Una parte de los influenciadores fatalistas se decantó por una explicación muy bien orquestada con el resto de su «narrativa»: toda esa gente desaforada que plenó los malls, desde los más ultrasifrinos del este del este hasta los más chusmáticos del oeste del oeste, todos sin excepción, eran (o son, porque la cosa no paró el viernes, sino que siguió el fin de semana) enchufaos chavistas o cómplices de la tiranía.

Claro que esa tesis les trajo problemas a los opinadores de red social, sobre todo con algunos de sus muchos seguidores porque resulta que ellos y ellas (los seguidores) estaban también entre los desaforados y se sintieron ofendidos en grado sumo de que los calificasen de enchufaos.

Otro segmento de los generadores de tendencias optó por una interpretación más sociológica y pretendidamente actuarial. Dijeron que los frenéticos consumistas son apenas 5% de la población que tiene obscenos ingresos, mientras el 95% pasa roncha. La observación empírica en las calles parecía indicar algo muy distinto. Cosas de narrativa.

··········

Tus tareas
[A] Según el pasaje sobre los consumistas desaforados, ¿qué parte de la población dijo otro segmento de los generadores de tendencias que representan los frenéticos consumistas?
[B] Retoma el pasaje sobre los consumistas desaforados de los malls y continúalo a partir de su última oración.

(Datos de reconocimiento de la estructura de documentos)
··········

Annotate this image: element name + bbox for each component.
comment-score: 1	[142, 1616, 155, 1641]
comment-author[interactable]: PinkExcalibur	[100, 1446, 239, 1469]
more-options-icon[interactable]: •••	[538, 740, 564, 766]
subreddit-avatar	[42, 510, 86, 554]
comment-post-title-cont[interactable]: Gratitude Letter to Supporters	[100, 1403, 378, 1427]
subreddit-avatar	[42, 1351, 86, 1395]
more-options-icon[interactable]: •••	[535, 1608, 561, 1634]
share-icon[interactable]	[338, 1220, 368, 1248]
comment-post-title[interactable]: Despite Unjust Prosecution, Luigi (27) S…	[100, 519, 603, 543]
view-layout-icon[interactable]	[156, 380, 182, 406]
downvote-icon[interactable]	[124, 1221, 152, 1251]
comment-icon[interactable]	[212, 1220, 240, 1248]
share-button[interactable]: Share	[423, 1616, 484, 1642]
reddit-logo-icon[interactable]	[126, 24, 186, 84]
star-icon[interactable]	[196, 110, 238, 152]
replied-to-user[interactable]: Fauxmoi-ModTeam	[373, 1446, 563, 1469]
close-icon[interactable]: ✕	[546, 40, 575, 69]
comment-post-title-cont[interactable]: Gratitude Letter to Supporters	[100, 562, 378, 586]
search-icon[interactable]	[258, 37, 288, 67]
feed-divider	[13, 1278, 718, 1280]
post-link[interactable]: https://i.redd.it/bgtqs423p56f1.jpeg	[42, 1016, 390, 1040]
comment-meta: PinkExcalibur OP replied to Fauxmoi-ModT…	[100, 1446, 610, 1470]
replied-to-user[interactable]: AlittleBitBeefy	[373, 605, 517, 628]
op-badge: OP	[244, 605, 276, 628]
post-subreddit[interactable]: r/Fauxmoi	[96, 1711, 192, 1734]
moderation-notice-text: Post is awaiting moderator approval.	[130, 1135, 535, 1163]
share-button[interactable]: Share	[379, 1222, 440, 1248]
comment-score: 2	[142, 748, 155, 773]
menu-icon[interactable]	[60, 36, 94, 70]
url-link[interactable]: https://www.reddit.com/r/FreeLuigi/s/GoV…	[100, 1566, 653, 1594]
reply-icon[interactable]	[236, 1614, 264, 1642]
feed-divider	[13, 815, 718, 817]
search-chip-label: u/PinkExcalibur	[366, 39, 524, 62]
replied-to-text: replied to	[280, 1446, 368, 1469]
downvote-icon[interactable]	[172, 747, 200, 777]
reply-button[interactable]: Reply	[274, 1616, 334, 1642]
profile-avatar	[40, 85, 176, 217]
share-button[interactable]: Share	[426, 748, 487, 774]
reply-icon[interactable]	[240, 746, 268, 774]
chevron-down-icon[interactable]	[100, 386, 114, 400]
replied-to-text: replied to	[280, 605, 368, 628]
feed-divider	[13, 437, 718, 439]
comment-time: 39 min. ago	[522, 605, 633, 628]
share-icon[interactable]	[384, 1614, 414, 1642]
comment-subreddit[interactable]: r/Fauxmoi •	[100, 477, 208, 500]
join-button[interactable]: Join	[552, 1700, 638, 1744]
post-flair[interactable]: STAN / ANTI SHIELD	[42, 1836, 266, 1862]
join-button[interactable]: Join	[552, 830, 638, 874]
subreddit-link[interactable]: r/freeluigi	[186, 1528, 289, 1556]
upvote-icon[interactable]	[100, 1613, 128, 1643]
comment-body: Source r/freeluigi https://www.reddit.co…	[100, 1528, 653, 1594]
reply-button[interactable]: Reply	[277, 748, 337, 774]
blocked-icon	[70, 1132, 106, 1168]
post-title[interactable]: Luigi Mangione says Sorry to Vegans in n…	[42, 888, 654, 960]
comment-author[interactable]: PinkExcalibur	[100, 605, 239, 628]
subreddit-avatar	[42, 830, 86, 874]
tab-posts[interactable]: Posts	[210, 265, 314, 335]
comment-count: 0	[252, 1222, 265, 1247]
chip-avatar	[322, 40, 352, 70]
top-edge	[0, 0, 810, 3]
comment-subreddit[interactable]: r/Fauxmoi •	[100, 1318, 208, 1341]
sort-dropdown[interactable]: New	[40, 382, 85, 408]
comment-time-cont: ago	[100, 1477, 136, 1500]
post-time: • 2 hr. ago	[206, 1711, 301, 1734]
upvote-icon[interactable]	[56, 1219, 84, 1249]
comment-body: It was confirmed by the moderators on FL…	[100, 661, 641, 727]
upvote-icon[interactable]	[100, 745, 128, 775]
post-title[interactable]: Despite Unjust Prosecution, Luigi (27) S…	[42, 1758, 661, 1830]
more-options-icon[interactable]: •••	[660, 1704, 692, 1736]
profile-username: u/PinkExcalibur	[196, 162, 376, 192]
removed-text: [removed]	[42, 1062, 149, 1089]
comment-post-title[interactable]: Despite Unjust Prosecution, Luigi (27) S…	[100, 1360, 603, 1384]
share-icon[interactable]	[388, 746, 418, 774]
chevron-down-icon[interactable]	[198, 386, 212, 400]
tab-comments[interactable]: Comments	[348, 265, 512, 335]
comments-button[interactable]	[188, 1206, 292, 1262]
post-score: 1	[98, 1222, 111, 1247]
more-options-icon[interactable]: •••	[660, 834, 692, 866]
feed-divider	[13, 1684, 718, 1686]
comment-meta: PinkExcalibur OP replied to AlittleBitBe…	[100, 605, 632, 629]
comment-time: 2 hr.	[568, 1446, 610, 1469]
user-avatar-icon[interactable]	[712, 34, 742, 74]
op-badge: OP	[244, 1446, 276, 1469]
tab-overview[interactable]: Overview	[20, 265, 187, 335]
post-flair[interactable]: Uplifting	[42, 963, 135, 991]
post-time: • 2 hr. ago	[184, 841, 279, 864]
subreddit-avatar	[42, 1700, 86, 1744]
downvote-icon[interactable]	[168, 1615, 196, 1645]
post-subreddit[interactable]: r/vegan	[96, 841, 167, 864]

··········

Respuestas
[A] Apenas el 5% de la población, la que tiene obscenos ingresos.

[B]
Un tercer grupo se lanzó por la ruta de advertir que todo es una burbuja de ilusiones que explotará y dejará a la gente peor que antes. Bueno, estos seguramente tienen bastante razón, pero que alguien diga ¿cuándo no ha sido así la Navidad?

Un cuarto bloque se dedicó a desmentir la mejora diciendo que sí, había bastante gente esperando el viernes negro en los centros comerciales, y hasta en las tiendas más majunches que se sumaron a la moda (“¡Es que somos tan parejeros!”, decía mi madrina Ina), pero, ¡ojo!, eso no tiene nada que ver con los buenos tiempos, cuando los sambiles estaban abiertos hasta las 12 de la noche y los compradores empezaban a botar la plata desde principios de noviembre, en lugar de un solo y enloquecido viernes.

 

Uno de los influencers hasta le aplicó un modelo matemático al flujo vehicular para concluir que en las calles de Chacao se hizo cola porque el estacionamiento del Sambil tiene varios pisos clausurados debido a la ruina en la que se encuentra sumido el país por culpa de Maduro, no porque haya ido mucha gente con carro. 

En fin, en la colección de enfoques plañideros hubo para todos los gustos, incluyendo los que dijeron que esa ola de falsa prosperidad fue planificada en la misma reunión del Foro de Sao Paulo en la que se organizaron las revueltas populares de Ecuador, Chile y Colombia.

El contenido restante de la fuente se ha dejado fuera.